§ **YOUR GOAL**:
Each entry below must be repeated word for word.

§ **EXTRACTED DATA**:
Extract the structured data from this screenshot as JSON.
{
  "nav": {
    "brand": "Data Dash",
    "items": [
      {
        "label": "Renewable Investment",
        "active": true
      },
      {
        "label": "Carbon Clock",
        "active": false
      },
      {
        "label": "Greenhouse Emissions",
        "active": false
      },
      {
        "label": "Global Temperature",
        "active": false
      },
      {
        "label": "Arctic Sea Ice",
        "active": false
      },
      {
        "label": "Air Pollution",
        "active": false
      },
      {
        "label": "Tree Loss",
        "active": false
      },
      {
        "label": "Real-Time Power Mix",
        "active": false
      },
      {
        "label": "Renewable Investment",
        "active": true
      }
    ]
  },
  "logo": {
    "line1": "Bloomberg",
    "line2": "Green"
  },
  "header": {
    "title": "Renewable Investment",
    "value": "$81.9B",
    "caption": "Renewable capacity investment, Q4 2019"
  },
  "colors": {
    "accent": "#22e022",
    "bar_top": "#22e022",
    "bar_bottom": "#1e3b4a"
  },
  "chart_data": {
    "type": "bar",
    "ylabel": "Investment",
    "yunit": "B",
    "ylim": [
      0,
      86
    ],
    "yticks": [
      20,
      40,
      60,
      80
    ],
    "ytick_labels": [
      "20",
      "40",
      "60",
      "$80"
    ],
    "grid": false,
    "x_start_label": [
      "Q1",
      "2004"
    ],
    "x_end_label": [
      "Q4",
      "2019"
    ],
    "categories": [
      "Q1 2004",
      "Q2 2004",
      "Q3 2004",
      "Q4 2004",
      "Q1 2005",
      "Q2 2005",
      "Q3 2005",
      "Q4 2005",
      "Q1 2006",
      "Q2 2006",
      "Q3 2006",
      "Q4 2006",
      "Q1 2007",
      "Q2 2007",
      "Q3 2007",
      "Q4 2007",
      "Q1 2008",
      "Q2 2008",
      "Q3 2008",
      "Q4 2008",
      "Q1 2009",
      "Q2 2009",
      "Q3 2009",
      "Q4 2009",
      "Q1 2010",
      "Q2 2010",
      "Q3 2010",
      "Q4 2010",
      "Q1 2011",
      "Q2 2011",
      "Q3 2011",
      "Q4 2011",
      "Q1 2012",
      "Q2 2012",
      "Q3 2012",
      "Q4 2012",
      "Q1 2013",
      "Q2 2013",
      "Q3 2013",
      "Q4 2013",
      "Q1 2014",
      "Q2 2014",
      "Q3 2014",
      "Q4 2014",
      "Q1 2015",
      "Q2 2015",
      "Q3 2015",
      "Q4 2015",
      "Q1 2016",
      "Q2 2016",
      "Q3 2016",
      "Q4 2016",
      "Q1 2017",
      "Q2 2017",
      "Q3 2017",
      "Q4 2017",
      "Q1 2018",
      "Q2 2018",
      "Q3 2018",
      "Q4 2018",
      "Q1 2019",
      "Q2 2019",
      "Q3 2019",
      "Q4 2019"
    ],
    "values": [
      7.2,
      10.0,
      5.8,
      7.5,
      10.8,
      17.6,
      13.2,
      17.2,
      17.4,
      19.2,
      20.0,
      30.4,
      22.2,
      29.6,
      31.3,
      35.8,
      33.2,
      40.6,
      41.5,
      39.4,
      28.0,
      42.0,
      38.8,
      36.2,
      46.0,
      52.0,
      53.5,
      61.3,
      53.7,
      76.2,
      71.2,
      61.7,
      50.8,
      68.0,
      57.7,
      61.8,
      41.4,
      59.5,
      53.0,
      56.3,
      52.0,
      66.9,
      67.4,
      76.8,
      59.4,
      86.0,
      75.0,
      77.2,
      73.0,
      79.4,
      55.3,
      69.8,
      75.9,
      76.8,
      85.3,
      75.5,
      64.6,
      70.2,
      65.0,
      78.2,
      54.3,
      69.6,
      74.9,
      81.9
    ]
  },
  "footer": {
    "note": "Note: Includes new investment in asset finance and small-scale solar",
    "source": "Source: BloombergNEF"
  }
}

§ **COMPLETED EXERCISE**:
Extract the structured data from this screenshot as JSON.
{
  "nav": {
    "brand": "Data Dash",
    "items": [
      {
        "label": "Renewable Investment",
        "active": true
      },
      {
        "label": "Carbon Clock",
        "active": false
      },
      {
        "label": "Greenhouse Emissions",
        "active": false
      },
      {
        "label": "Global Temperature",
        "active": false
      },
      {
        "label": "Arctic Sea Ice",
        "active": false
      },
      {
        "label": "Air Pollution",
        "active": false
      },
      {
        "label": "Tree Loss",
        "active": false
      },
      {
        "label": "Real-Time Power Mix",
        "active": false
      },
      {
        "label": "Renewable Investment",
        "active": true
      }
    ]
  },
  "logo": {
    "line1": "Bloomberg",
    "line2": "Green"
  },
  "header": {
    "title": "Renewable Investment",
    "value": "$81.9B",
    "caption": "Renewable capacity investment, Q4 2019"
  },
  "colors": {
    "accent": "#22e022",
    "bar_top": "#22e022",
    "bar_bottom": "#1e3b4a"
  },
  "chart_data": {
    "type": "bar",
    "ylabel": "Investment",
    "yunit": "B",
    "ylim": [
      0,
      86
    ],
    "yticks": [
      20,
      40,
      60,
      80
    ],
    "ytick_labels": [
      "20",
      "40",
      "60",
      "$80"
    ],
    "grid": false,
    "x_start_label": [
      "Q1",
      "2004"
    ],
    "x_end_label": [
      "Q4",
      "2019"
    ],
    "categories": [
      "Q1 2004",
      "Q2 2004",
      "Q3 2004",
      "Q4 2004",
      "Q1 2005",
      "Q2 2005",
      "Q3 2005",
      "Q4 2005",
      "Q1 2006",
      "Q2 2006",
      "Q3 2006",
      "Q4 2006",
      "Q1 2007",
      "Q2 2007",
      "Q3 2007",
      "Q4 2007",
      "Q1 2008",
      "Q2 2008",
      "Q3 2008",
      "Q4 2008",
      "Q1 2009",
      "Q2 2009",
      "Q3 2009",
      "Q4 2009",
      "Q1 2010",
      "Q2 2010",
      "Q3 2010",
      "Q4 2010",
      "Q1 2011",
      "Q2 2011",
      "Q3 2011",
      "Q4 2011",
      "Q1 2012",
      "Q2 2012",
      "Q3 2012",
      "Q4 2012",
      "Q1 2013",
      "Q2 2013",
      "Q3 2013",
      "Q4 2013",
      "Q1 2014",
      "Q2 2014",
      "Q3 2014",
      "Q4 2014",
      "Q1 2015",
      "Q2 2015",
      "Q3 2015",
      "Q4 2015",
      "Q1 2016",
      "Q2 2016",
      "Q3 2016",
      "Q4 2016",
      "Q1 2017",
      "Q2 2017",
      "Q3 2017",
      "Q4 2017",
      "Q1 2018",
      "Q2 2018",
      "Q3 2018",
      "Q4 2018",
      "Q1 2019",
      "Q2 2019",
      "Q3 2019",
      "Q4 2019"
    ],
    "values": [
      7.2,
      10.0,
      5.8,
      7.5,
      10.8,
      17.6,
      13.2,
      17.2,
      17.4,
      19.2,
      20.0,
      30.4,
      22.2,
      29.6,
      31.3,
      35.8,
      33.2,
      40.6,
      41.5,
      39.4,
      28.0,
      42.0,
      38.8,
      36.2,
      46.0,
      52.0,
      53.5,
      61.3,
      53.7,
      76.2,
      71.2,
      61.7,
      50.8,
      68.0,
      57.7,
      61.8,
      41.4,
      59.5,
      53.0,
      56.3,
      52.0,
      66.9,
      67.4,
      76.8,
      59.4,
      86.0,
      75.0,
      77.2,
      73.0,
      79.4,
      55.3,
      69.8,
      75.9,
      76.8,
      85.3,
      75.5,
      64.6,
      70.2,
      65.0,
      78.2,
      54.3,
      69.6,
      74.9,
      81.9
    ]
  },
  "footer": {
    "note": "Note: Includes new investment in asset finance and small-scale solar",
    "source": "Source: BloombergNEF"
  }
}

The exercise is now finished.